[What is being asked] Collect all lines from the listing that include the string "своем".

[Raw data]
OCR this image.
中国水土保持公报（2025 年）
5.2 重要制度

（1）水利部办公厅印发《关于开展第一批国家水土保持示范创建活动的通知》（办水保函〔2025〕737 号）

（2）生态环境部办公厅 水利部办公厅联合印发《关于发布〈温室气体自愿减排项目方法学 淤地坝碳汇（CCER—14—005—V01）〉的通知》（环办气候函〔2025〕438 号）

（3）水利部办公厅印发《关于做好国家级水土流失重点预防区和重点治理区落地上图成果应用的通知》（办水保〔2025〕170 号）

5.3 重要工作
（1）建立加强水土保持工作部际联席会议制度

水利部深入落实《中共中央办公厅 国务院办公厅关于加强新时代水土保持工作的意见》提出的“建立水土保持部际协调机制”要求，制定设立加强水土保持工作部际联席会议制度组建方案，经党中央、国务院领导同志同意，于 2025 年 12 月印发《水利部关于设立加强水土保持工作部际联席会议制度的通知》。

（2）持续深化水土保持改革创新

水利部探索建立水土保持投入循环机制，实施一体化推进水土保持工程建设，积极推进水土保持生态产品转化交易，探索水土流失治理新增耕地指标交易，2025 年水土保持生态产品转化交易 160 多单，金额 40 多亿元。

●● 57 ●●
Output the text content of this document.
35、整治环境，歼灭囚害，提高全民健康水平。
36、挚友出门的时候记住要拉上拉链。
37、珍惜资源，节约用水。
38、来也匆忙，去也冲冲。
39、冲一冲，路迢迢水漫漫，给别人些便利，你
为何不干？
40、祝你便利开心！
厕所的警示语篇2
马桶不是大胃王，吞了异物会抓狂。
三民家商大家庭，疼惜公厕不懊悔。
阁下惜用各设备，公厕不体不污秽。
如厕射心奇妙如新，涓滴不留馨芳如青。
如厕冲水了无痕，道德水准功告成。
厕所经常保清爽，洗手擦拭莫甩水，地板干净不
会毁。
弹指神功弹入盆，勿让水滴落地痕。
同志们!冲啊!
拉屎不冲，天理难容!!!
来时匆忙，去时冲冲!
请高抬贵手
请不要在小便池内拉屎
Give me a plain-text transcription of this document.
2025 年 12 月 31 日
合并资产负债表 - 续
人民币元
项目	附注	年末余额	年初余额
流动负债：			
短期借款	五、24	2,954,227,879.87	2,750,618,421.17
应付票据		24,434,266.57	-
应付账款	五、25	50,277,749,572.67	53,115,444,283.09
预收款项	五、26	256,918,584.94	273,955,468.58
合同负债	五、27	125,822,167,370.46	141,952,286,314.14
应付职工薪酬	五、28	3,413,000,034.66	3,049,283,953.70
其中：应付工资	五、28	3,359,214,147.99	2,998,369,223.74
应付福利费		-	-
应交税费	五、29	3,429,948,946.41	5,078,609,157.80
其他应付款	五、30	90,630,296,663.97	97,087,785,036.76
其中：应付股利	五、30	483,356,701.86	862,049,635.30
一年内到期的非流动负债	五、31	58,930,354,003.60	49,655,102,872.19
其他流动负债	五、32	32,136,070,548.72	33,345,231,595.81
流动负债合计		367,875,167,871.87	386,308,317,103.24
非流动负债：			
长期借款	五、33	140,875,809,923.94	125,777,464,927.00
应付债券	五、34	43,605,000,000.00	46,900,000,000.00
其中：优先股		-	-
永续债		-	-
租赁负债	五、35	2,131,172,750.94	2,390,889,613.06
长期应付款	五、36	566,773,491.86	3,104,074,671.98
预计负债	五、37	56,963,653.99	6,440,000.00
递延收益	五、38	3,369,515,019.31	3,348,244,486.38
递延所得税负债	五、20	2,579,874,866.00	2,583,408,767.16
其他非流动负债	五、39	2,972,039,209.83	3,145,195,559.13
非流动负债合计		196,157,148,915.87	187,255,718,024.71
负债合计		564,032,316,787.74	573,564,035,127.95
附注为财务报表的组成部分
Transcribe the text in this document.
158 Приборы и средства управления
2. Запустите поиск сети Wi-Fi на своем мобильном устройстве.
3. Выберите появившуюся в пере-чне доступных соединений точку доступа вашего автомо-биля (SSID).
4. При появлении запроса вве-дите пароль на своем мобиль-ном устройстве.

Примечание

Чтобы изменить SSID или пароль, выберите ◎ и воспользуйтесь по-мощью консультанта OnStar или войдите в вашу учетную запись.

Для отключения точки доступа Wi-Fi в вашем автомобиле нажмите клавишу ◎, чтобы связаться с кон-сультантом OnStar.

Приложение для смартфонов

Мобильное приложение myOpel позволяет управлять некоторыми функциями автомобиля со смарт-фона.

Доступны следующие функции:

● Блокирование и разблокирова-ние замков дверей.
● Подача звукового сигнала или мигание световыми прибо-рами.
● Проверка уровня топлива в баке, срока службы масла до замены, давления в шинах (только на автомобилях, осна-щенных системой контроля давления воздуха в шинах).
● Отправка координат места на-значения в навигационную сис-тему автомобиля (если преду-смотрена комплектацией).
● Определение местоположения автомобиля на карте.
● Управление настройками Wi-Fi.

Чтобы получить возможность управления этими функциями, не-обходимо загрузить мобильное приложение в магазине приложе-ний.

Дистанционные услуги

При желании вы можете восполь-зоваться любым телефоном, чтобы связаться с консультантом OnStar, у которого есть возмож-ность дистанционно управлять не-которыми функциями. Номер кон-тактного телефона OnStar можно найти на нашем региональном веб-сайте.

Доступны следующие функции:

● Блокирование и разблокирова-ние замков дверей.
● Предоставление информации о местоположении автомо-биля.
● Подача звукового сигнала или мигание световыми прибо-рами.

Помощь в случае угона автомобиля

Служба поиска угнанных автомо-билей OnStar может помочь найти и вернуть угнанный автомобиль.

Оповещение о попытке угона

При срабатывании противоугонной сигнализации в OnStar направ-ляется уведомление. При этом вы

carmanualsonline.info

[Response]
2. Запустите поиск сети Wi-Fi на своем мобильном устройстве.
4. При появлении запроса вве-дите пароль на своем мобиль-ном устройстве.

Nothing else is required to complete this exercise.